### Requirement
Go over the listing below line by line and tally those containing "wören". Give only the tally.

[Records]
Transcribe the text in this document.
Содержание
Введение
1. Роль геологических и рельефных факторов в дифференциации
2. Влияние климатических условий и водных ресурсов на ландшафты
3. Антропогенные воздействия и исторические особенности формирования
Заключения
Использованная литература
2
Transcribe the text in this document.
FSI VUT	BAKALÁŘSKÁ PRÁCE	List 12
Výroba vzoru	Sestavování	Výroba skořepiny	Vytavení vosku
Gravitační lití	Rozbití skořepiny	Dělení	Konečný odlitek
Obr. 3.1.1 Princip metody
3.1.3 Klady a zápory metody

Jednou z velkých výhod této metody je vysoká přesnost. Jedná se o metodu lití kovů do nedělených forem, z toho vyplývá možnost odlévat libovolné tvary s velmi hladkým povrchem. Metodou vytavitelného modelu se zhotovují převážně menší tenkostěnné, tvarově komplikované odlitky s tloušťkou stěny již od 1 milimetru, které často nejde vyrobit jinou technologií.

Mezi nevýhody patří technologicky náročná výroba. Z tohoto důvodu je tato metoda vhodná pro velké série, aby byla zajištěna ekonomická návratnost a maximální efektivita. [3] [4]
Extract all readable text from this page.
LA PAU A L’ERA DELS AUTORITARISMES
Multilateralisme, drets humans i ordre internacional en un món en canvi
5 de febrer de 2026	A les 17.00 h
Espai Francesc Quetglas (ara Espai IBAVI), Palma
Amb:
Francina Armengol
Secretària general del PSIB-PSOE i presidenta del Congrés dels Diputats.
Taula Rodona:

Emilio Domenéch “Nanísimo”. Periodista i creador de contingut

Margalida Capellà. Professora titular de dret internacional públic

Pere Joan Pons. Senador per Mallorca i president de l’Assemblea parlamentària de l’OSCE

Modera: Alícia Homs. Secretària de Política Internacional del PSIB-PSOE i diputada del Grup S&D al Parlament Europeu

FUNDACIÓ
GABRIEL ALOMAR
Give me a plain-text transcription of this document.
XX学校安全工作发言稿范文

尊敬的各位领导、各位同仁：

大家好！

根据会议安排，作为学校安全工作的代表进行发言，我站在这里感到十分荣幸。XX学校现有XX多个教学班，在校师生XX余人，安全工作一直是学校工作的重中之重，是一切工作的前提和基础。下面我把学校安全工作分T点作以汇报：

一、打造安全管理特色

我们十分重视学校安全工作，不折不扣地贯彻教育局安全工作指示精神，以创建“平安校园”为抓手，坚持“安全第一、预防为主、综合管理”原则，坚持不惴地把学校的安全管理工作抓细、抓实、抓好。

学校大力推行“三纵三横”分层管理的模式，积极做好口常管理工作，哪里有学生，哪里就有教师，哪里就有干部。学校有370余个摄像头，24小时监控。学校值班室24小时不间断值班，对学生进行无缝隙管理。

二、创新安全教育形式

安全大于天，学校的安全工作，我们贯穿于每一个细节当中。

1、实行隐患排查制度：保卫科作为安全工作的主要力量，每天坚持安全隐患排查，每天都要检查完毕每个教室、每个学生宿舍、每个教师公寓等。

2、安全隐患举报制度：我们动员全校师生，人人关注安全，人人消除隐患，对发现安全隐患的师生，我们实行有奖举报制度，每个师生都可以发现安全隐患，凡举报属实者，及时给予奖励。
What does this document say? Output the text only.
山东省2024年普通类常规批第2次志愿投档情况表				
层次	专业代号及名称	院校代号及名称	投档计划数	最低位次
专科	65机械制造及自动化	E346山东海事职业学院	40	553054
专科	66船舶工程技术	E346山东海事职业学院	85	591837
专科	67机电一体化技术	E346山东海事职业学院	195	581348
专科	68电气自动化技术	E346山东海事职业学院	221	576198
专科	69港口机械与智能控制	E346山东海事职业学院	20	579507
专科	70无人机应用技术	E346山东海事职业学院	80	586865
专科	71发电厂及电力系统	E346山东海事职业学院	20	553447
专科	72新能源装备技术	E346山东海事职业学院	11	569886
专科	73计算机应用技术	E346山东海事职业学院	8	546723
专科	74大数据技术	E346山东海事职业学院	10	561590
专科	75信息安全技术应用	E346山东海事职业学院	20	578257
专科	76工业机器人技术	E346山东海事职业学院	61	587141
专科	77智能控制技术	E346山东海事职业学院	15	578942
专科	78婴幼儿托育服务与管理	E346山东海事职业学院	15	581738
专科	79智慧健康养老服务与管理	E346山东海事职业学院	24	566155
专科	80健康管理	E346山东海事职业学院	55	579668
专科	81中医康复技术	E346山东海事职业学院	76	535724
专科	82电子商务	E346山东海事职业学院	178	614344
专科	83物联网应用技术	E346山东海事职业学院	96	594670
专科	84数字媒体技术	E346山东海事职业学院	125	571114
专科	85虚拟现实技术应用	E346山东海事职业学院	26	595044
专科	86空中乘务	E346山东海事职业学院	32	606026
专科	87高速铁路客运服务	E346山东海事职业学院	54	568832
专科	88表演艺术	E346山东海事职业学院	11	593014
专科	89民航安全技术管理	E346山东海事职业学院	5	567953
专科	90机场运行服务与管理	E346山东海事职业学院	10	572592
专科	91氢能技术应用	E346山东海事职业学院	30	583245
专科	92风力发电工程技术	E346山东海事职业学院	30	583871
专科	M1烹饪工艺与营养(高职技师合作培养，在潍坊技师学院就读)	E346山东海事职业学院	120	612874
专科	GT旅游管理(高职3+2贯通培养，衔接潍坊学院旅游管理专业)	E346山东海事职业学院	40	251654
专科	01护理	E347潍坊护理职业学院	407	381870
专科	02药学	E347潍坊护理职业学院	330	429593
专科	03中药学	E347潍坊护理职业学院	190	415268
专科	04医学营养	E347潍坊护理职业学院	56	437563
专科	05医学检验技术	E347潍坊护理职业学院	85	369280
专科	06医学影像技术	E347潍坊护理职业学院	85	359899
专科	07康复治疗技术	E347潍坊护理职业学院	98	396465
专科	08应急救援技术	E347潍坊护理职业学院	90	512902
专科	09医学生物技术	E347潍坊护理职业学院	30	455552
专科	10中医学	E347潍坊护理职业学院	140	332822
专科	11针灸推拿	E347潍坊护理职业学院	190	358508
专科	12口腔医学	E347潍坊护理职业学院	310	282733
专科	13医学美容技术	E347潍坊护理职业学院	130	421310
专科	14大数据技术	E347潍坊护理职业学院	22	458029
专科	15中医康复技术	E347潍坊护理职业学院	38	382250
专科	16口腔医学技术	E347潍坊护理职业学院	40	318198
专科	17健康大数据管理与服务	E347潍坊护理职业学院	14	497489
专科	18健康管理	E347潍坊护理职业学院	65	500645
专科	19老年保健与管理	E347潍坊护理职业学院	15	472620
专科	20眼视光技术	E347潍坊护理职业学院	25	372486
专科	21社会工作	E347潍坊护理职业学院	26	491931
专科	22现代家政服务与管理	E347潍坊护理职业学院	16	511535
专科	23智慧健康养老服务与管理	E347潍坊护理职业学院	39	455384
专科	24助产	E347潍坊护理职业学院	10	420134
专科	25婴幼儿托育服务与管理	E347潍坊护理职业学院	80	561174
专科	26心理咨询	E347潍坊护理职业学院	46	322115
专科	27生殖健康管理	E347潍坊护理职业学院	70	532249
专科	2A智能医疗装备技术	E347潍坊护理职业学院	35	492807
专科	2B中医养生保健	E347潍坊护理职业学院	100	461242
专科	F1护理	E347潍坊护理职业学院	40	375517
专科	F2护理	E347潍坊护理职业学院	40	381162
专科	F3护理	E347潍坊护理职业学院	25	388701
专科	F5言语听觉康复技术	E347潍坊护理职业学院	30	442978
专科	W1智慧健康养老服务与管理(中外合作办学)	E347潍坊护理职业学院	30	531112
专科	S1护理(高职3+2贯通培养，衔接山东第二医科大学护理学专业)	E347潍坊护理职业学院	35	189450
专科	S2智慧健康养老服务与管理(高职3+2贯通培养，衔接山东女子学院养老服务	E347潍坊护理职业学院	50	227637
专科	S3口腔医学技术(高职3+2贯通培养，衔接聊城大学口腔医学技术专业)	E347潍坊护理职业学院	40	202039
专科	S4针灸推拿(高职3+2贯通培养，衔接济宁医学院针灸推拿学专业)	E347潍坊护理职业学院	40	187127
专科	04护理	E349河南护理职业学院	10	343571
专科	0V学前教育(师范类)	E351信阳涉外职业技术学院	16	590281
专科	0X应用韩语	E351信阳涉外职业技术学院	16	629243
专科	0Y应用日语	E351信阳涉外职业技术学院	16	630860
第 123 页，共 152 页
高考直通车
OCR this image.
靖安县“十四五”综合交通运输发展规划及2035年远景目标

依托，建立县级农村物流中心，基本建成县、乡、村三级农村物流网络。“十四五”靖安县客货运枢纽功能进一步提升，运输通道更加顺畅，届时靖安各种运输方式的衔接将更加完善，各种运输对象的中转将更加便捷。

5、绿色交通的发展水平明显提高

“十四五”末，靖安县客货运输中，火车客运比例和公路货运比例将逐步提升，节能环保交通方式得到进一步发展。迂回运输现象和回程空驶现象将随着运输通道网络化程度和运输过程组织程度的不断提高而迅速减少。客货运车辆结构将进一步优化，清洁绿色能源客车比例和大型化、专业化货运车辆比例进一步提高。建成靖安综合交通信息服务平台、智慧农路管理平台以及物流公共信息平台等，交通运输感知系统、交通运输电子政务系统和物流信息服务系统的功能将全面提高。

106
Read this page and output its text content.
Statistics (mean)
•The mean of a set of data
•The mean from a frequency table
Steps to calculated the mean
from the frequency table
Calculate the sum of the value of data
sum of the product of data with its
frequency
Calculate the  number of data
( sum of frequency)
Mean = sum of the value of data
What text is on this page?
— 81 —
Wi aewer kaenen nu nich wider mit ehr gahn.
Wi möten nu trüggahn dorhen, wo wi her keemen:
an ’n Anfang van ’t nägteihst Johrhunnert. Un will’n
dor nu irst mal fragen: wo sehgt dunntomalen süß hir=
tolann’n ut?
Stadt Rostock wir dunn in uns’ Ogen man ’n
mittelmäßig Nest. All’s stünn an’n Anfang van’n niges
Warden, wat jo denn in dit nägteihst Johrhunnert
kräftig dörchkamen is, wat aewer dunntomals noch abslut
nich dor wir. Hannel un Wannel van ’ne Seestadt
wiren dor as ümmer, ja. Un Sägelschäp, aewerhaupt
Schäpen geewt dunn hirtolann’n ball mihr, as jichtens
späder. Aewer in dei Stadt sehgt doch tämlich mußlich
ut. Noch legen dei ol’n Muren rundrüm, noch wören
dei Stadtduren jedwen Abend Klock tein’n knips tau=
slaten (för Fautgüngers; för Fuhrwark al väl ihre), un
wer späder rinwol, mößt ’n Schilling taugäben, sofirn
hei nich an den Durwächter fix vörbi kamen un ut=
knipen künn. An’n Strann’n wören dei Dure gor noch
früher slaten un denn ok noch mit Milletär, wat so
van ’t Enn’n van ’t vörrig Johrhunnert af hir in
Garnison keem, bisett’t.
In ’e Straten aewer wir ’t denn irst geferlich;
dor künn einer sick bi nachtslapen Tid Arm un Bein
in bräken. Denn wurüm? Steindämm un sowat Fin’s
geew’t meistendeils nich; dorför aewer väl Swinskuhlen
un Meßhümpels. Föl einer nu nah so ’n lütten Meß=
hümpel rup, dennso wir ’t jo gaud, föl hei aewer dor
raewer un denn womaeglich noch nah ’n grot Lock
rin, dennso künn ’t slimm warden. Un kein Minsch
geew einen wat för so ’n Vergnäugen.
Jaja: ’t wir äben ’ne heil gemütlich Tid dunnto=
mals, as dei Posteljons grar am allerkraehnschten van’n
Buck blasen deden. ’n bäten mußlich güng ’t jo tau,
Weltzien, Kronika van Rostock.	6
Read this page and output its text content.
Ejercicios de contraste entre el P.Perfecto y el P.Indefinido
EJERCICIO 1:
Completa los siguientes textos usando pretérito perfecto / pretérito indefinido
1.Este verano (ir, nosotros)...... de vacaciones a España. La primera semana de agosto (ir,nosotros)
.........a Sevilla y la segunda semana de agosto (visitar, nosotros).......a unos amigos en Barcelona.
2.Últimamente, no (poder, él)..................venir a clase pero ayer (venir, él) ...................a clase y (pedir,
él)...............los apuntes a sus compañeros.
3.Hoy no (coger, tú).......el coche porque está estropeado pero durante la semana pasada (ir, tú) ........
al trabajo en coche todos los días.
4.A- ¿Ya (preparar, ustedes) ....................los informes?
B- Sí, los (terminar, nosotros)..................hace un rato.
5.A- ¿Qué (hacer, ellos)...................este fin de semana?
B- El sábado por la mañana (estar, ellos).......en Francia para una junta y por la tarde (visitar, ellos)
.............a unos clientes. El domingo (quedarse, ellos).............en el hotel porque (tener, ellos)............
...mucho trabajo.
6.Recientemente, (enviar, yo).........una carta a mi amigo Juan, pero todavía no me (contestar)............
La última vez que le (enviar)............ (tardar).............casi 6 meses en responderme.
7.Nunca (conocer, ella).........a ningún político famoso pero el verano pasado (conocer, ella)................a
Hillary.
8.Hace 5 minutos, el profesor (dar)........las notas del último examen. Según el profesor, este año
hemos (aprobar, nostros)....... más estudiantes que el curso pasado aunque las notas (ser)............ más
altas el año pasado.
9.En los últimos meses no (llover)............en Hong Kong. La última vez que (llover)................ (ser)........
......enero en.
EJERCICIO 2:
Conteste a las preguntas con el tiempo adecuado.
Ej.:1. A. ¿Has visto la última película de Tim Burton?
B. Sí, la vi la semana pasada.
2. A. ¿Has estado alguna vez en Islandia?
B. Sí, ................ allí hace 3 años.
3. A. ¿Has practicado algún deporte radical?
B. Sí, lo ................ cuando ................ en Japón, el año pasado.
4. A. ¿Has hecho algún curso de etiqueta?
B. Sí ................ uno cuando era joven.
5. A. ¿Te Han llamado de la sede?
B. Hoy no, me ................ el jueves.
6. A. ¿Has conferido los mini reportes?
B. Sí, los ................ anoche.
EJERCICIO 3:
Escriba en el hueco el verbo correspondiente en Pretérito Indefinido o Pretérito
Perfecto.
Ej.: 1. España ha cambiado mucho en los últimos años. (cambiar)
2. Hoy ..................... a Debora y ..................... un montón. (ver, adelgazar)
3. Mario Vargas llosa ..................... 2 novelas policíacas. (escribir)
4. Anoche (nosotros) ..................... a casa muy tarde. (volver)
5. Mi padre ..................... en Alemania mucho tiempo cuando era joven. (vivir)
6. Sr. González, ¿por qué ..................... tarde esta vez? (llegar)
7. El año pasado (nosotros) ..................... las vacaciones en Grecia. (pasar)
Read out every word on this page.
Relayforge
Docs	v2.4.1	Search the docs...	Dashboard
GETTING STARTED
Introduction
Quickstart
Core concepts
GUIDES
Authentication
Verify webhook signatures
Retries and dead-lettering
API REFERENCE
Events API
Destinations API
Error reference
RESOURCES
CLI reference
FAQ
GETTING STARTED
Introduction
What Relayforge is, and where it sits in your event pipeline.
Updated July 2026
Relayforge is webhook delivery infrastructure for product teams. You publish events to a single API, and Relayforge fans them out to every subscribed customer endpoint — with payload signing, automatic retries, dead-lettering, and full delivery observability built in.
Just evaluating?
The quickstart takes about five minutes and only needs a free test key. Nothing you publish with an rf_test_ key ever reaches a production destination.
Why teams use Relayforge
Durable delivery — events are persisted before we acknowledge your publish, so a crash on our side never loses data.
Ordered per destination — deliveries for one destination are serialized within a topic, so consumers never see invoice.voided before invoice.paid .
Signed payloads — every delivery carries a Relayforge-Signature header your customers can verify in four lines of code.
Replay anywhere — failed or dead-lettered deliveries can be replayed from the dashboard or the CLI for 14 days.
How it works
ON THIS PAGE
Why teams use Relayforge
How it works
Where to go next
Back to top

### Exercise solution
2